Assemble all lines in which the string "this" appears.

■ ■ ■ ■ ■

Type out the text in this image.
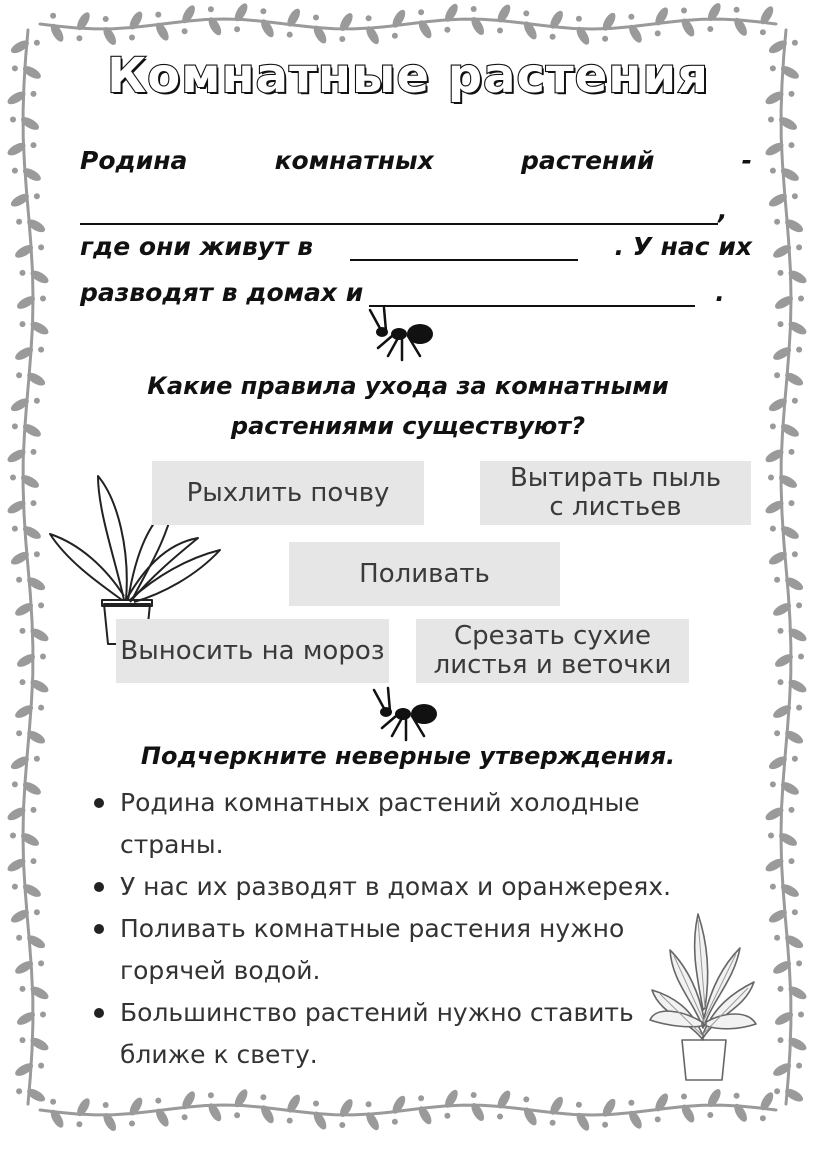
Комнатные растения
Родина	комнатных	растений	-
,
где они живут в	. У нас их
разводят в домах и	.
Какие правила ухода за комнатными
растениями существуют?
Рыхлить почву	Вытирать пыль
с листьев
Поливать
Выносить на мороз	Срезать сухие
листья и веточки
Подчеркните неверные утверждения.
Родина комнатных растений холодные
страны.
У нас их разводят в домах и оранжереях.
Поливать комнатные растения нужно
горячей водой.
Большинство растений нужно ставить
ближе к свету.
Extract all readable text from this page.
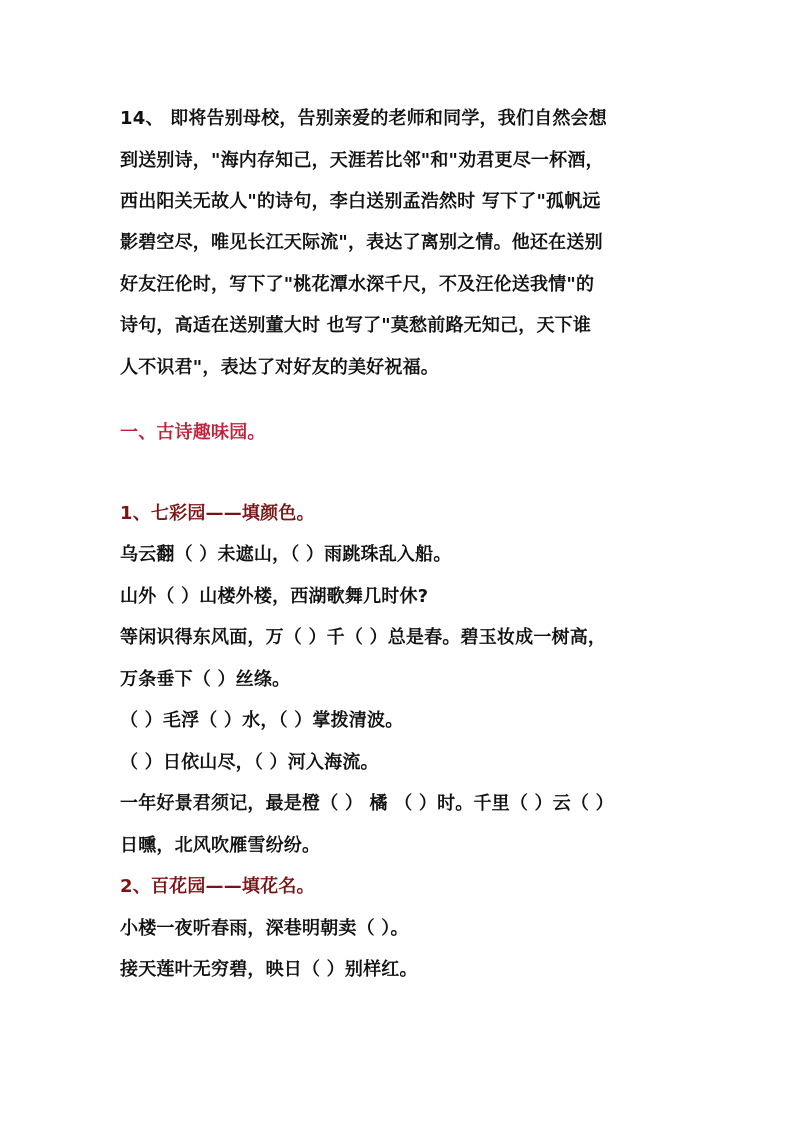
14、 即将告别母校，告别亲爱的老师和同学，我们自然会想
到送别诗，"海内存知己，天涯若比邻"和"劝君更尽一杯酒，
西出阳关无故人"的诗句，李白送别孟浩然时 写下了"孤帆远
影碧空尽，唯见长江天际流"，表达了离别之情。他还在送别
好友汪伦时，写下了"桃花潭水深千尺，不及汪伦送我情"的
诗句，高适在送别董大时 也写了"莫愁前路无知己，天下谁
人不识君"，表达了对好友的美好祝福。
一、古诗趣味园。
1、七彩园——填颜色。
乌云翻（ ）未遮山，（ ）雨跳珠乱入船。
山外（ ）山楼外楼，西湖歌舞几时休?
等闲识得东风面，万（ ）千（ ）总是春。碧玉妆成一树高，
万条垂下（ ）丝绦。
（ ）毛浮（ ）水，（ ）掌拨清波。
（ ）日依山尽，（ ）河入海流。
一年好景君须记，最是橙（ ） 橘 （ ）时。千里（ ）云（ ）
日曛，北风吹雁雪纷纷。
2、百花园——填花名。
小楼一夜听春雨，深巷明朝卖（ ）。
接天莲叶无穷碧，映日（ ）别样红。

■ ■ ■ ■ ■

→ **Completed exercise**
Type out the text in this image.
Extract all readable text from this page.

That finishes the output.